Lines containing "province" are to be counted. Report the count alone.

[Dataset rows]
◆ ◆ ◆ ◆

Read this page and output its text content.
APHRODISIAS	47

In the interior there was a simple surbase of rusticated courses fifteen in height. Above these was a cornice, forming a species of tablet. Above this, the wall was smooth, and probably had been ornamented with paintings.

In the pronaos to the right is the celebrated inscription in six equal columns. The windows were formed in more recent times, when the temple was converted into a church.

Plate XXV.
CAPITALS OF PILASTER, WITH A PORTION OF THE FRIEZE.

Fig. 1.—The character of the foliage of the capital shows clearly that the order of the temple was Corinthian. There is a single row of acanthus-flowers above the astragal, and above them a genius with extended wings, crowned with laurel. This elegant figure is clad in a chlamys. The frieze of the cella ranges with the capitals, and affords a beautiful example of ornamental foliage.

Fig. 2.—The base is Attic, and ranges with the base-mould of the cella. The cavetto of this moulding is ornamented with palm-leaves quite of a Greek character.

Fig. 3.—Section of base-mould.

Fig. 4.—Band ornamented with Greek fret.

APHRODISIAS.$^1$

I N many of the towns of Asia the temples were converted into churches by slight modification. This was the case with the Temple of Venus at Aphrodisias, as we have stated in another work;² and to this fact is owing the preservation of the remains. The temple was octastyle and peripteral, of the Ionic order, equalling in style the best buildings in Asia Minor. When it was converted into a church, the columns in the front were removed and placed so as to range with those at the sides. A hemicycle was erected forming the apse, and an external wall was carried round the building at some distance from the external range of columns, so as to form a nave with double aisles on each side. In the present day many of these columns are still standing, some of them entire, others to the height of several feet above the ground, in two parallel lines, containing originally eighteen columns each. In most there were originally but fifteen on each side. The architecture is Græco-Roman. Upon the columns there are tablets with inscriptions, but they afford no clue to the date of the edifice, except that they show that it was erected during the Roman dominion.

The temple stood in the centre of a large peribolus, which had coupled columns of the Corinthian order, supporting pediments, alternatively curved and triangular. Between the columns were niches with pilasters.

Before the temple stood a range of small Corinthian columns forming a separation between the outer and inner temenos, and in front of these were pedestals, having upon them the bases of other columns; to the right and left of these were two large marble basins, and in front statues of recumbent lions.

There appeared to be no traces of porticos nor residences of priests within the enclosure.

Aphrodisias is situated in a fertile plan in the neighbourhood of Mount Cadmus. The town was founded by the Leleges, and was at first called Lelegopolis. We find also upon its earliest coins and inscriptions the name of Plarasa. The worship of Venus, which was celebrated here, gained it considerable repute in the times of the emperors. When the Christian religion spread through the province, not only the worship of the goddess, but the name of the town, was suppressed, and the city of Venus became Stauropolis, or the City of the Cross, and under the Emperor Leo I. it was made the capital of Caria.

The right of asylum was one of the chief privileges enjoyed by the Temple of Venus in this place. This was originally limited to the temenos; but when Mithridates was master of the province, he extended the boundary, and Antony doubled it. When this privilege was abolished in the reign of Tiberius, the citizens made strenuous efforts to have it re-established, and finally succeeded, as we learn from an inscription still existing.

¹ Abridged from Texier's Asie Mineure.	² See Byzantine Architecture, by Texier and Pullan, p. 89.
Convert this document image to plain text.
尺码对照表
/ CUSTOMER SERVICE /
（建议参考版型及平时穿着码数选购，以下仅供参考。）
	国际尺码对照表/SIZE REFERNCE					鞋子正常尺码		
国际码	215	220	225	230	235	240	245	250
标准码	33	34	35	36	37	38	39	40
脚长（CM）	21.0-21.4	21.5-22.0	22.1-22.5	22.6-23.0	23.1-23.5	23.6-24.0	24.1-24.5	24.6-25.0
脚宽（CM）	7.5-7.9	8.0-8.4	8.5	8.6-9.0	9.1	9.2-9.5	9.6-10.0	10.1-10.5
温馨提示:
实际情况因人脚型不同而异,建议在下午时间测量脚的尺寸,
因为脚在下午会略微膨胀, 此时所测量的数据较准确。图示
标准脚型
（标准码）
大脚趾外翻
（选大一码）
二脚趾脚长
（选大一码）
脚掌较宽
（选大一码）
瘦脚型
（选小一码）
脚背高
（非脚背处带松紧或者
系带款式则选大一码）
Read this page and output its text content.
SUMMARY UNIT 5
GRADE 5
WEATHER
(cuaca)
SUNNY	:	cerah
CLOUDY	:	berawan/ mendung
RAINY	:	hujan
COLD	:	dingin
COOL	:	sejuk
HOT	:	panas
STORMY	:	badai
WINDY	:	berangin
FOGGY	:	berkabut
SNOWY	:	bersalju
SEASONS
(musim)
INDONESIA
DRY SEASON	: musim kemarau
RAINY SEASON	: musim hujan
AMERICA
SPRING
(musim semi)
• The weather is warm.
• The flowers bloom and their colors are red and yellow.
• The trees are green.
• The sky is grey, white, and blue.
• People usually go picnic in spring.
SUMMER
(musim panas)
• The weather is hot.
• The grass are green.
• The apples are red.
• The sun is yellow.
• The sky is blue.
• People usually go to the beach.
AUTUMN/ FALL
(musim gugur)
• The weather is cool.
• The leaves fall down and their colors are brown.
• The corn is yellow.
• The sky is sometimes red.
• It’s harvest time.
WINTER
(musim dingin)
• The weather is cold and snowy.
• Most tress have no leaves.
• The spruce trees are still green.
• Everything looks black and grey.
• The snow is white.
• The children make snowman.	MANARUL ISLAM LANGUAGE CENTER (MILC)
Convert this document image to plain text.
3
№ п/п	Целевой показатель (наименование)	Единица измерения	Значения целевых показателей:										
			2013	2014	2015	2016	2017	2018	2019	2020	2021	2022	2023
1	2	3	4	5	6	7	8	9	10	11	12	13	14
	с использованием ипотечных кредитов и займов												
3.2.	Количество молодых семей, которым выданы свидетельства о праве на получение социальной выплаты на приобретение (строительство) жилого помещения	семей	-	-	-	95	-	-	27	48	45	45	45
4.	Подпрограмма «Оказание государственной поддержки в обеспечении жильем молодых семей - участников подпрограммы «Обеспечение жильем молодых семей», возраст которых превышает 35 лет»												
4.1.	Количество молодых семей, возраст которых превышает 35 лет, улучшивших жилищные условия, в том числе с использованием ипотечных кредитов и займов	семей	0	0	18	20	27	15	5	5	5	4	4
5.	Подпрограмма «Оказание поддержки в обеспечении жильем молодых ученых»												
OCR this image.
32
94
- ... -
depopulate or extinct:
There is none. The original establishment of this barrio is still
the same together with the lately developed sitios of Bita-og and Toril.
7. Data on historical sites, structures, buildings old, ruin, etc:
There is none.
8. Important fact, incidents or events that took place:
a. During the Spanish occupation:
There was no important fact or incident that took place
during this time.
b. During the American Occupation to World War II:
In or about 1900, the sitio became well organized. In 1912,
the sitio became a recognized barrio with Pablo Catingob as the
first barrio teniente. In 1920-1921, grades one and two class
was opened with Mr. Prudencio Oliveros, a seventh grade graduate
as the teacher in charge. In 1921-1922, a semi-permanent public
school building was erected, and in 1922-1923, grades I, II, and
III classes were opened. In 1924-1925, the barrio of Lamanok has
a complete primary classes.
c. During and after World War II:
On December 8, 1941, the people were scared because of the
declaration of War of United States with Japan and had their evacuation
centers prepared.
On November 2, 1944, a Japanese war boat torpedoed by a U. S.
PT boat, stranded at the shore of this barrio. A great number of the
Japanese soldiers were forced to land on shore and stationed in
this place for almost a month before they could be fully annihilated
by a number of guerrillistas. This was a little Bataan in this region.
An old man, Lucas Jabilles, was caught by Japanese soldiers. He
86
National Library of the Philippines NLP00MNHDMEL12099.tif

◆ ◆ ◆ ◆

§ **Exercise result**
2